*** Provided data

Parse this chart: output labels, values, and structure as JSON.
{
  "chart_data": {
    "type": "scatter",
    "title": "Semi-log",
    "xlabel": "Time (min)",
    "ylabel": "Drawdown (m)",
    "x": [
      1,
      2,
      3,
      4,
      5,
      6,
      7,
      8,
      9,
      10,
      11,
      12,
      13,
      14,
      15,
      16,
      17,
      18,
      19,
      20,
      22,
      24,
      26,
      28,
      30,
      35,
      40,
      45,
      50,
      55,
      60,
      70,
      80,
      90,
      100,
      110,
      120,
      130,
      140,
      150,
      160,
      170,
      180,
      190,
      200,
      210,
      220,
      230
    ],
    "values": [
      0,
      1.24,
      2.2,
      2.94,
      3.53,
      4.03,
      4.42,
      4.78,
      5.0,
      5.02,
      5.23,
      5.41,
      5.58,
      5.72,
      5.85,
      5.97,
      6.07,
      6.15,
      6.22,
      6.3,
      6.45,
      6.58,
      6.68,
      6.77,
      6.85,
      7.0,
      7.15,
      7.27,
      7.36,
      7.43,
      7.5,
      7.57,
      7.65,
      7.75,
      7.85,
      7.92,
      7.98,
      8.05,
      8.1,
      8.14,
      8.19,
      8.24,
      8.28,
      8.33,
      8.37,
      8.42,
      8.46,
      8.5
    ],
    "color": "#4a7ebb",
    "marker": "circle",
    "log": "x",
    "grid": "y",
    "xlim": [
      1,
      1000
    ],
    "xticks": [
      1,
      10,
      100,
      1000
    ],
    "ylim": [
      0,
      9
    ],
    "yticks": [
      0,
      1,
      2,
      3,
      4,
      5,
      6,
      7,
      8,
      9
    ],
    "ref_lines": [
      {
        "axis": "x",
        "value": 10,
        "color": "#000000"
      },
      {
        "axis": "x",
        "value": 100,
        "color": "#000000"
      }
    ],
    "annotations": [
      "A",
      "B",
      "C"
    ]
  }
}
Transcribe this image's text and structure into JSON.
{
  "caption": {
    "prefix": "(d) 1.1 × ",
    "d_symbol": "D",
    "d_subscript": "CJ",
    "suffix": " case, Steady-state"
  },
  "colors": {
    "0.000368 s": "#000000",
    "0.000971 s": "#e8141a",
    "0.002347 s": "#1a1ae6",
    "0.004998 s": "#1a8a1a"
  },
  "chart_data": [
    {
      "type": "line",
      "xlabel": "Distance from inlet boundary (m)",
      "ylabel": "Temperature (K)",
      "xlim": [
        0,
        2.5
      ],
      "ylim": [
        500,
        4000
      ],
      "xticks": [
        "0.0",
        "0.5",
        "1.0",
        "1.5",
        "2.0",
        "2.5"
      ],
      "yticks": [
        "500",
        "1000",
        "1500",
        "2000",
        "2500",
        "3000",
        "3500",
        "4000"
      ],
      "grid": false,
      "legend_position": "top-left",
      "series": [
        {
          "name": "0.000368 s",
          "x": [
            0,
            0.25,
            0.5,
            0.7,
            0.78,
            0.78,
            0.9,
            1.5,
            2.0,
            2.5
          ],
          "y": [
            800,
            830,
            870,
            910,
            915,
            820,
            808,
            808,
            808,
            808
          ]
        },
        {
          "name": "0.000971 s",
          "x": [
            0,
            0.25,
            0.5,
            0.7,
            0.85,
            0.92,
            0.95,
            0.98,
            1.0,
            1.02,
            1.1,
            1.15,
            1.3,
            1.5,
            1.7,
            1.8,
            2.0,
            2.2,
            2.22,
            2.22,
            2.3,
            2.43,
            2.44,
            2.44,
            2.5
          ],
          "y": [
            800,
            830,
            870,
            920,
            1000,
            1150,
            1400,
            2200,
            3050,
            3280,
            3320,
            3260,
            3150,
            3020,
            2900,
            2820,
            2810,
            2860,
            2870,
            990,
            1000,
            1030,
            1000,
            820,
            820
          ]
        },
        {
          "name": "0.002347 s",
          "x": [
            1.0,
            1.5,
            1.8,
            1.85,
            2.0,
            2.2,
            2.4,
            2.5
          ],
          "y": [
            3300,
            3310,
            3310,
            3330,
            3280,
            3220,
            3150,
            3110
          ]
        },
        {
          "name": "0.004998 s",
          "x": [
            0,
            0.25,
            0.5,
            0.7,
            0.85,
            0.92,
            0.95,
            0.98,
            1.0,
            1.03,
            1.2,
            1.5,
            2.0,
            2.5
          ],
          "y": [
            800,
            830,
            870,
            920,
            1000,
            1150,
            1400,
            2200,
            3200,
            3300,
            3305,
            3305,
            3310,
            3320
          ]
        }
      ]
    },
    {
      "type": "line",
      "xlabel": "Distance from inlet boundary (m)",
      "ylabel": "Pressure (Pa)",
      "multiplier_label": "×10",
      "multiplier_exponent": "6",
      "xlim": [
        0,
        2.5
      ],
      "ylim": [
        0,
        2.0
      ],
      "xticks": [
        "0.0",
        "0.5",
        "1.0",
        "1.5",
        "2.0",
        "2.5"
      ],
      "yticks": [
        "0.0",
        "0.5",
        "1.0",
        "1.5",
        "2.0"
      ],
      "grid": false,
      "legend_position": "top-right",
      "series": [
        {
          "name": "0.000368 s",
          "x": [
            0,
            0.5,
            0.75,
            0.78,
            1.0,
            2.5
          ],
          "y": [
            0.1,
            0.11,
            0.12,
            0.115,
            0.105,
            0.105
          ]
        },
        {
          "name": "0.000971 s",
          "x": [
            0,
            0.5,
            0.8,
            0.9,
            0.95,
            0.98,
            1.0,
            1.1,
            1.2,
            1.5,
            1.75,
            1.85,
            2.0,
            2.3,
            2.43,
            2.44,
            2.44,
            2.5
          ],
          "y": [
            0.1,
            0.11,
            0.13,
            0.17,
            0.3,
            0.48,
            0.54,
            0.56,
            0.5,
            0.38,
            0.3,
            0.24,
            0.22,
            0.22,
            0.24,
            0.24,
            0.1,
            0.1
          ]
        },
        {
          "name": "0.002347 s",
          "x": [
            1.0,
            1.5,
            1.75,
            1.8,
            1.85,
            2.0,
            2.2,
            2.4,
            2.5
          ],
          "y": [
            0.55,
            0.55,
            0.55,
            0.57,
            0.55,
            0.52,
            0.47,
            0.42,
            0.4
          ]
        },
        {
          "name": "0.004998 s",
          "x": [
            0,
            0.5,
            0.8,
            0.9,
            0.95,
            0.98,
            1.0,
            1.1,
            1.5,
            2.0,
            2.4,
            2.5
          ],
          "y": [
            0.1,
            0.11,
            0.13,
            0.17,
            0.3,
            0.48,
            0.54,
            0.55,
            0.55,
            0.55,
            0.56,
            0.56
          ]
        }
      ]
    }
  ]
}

******

What you have to do: All of the entries need to be reproduced exactly; please write them out.

Answer for the task:
Parse this chart: output labels, values, and structure as JSON.
{
  "chart_data": {
    "type": "scatter",
    "title": "Semi-log",
    "xlabel": "Time (min)",
    "ylabel": "Drawdown (m)",
    "x": [
      1,
      2,
      3,
      4,
      5,
      6,
      7,
      8,
      9,
      10,
      11,
      12,
      13,
      14,
      15,
      16,
      17,
      18,
      19,
      20,
      22,
      24,
      26,
      28,
      30,
      35,
      40,
      45,
      50,
      55,
      60,
      70,
      80,
      90,
      100,
      110,
      120,
      130,
      140,
      150,
      160,
      170,
      180,
      190,
      200,
      210,
      220,
      230
    ],
    "values": [
      0,
      1.24,
      2.2,
      2.94,
      3.53,
      4.03,
      4.42,
      4.78,
      5.0,
      5.02,
      5.23,
      5.41,
      5.58,
      5.72,
      5.85,
      5.97,
      6.07,
      6.15,
      6.22,
      6.3,
      6.45,
      6.58,
      6.68,
      6.77,
      6.85,
      7.0,
      7.15,
      7.27,
      7.36,
      7.43,
      7.5,
      7.57,
      7.65,
      7.75,
      7.85,
      7.92,
      7.98,
      8.05,
      8.1,
      8.14,
      8.19,
      8.24,
      8.28,
      8.33,
      8.37,
      8.42,
      8.46,
      8.5
    ],
    "color": "#4a7ebb",
    "marker": "circle",
    "log": "x",
    "grid": "y",
    "xlim": [
      1,
      1000
    ],
    "xticks": [
      1,
      10,
      100,
      1000
    ],
    "ylim": [
      0,
      9
    ],
    "yticks": [
      0,
      1,
      2,
      3,
      4,
      5,
      6,
      7,
      8,
      9
    ],
    "ref_lines": [
      {
        "axis": "x",
        "value": 10,
        "color": "#000000"
      },
      {
        "axis": "x",
        "value": 100,
        "color": "#000000"
      }
    ],
    "annotations": [
      "A",
      "B",
      "C"
    ]
  }
}
Transcribe this image's text and structure into JSON.
{
  "caption": {
    "prefix": "(d) 1.1 × ",
    "d_symbol": "D",
    "d_subscript": "CJ",
    "suffix": " case, Steady-state"
  },
  "colors": {
    "0.000368 s": "#000000",
    "0.000971 s": "#e8141a",
    "0.002347 s": "#1a1ae6",
    "0.004998 s": "#1a8a1a"
  },
  "chart_data": [
    {
      "type": "line",
      "xlabel": "Distance from inlet boundary (m)",
      "ylabel": "Temperature (K)",
      "xlim": [
        0,
        2.5
      ],
      "ylim": [
        500,
        4000
      ],
      "xticks": [
        "0.0",
        "0.5",
        "1.0",
        "1.5",
        "2.0",
        "2.5"
      ],
      "yticks": [
        "500",
        "1000",
        "1500",
        "2000",
        "2500",
        "3000",
        "3500",
        "4000"
      ],
      "grid": false,
      "legend_position": "top-left",
      "series": [
        {
          "name": "0.000368 s",
          "x": [
            0,
            0.25,
            0.5,
            0.7,
            0.78,
            0.78,
            0.9,
            1.5,
            2.0,
            2.5
          ],
          "y": [
            800,
            830,
            870,
            910,
            915,
            820,
            808,
            808,
            808,
            808
          ]
        },
        {
          "name": "0.000971 s",
          "x": [
            0,
            0.25,
            0.5,
            0.7,
            0.85,
            0.92,
            0.95,
            0.98,
            1.0,
            1.02,
            1.1,
            1.15,
            1.3,
            1.5,
            1.7,
            1.8,
            2.0,
            2.2,
            2.22,
            2.22,
            2.3,
            2.43,
            2.44,
            2.44,
            2.5
          ],
          "y": [
            800,
            830,
            870,
            920,
            1000,
            1150,
            1400,
            2200,
            3050,
            3280,
            3320,
            3260,
            3150,
            3020,
            2900,
            2820,
            2810,
            2860,
            2870,
            990,
            1000,
            1030,
            1000,
            820,
            820
          ]
        },
        {
          "name": "0.002347 s",
          "x": [
            1.0,
            1.5,
            1.8,
            1.85,
            2.0,
            2.2,
            2.4,
            2.5
          ],
          "y": [
            3300,
            3310,
            3310,
            3330,
            3280,
            3220,
            3150,
            3110
          ]
        },
        {
          "name": "0.004998 s",
          "x": [
            0,
            0.25,
            0.5,
            0.7,
            0.85,
            0.92,
            0.95,
            0.98,
            1.0,
            1.03,
            1.2,
            1.5,
            2.0,
            2.5
          ],
          "y": [
            800,
            830,
            870,
            920,
            1000,
            1150,
            1400,
            2200,
            3200,
            3300,
            3305,
            3305,
            3310,
            3320
          ]
        }
      ]
    },
    {
      "type": "line",
      "xlabel": "Distance from inlet boundary (m)",
      "ylabel": "Pressure (Pa)",
      "multiplier_label": "×10",
      "multiplier_exponent": "6",
      "xlim": [
        0,
        2.5
      ],
      "ylim": [
        0,
        2.0
      ],
      "xticks": [
        "0.0",
        "0.5",
        "1.0",
        "1.5",
        "2.0",
        "2.5"
      ],
      "yticks": [
        "0.0",
        "0.5",
        "1.0",
        "1.5",
        "2.0"
      ],
      "grid": false,
      "legend_position": "top-right",
      "series": [
        {
          "name": "0.000368 s",
          "x": [
            0,
            0.5,
            0.75,
            0.78,
            1.0,
            2.5
          ],
          "y": [
            0.1,
            0.11,
            0.12,
            0.115,
            0.105,
            0.105
          ]
        },
        {
          "name": "0.000971 s",
          "x": [
            0,
            0.5,
            0.8,
            0.9,
            0.95,
            0.98,
            1.0,
            1.1,
            1.2,
            1.5,
            1.75,
            1.85,
            2.0,
            2.3,
            2.43,
            2.44,
            2.44,
            2.5
          ],
          "y": [
            0.1,
            0.11,
            0.13,
            0.17,
            0.3,
            0.48,
            0.54,
            0.56,
            0.5,
            0.38,
            0.3,
            0.24,
            0.22,
            0.22,
            0.24,
            0.24,
            0.1,
            0.1
          ]
        },
        {
          "name": "0.002347 s",
          "x": [
            1.0,
            1.5,
            1.75,
            1.8,
            1.85,
            2.0,
            2.2,
            2.4,
            2.5
          ],
          "y": [
            0.55,
            0.55,
            0.55,
            0.57,
            0.55,
            0.52,
            0.47,
            0.42,
            0.4
          ]
        },
        {
          "name": "0.004998 s",
          "x": [
            0,
            0.5,
            0.8,
            0.9,
            0.95,
            0.98,
            1.0,
            1.1,
            1.5,
            2.0,
            2.4,
            2.5
          ],
          "y": [
            0.1,
            0.11,
            0.13,
            0.17,
            0.3,
            0.48,
            0.54,
            0.55,
            0.55,
            0.55,
            0.56,
            0.56
          ]
        }
      ]
    }
  ]
}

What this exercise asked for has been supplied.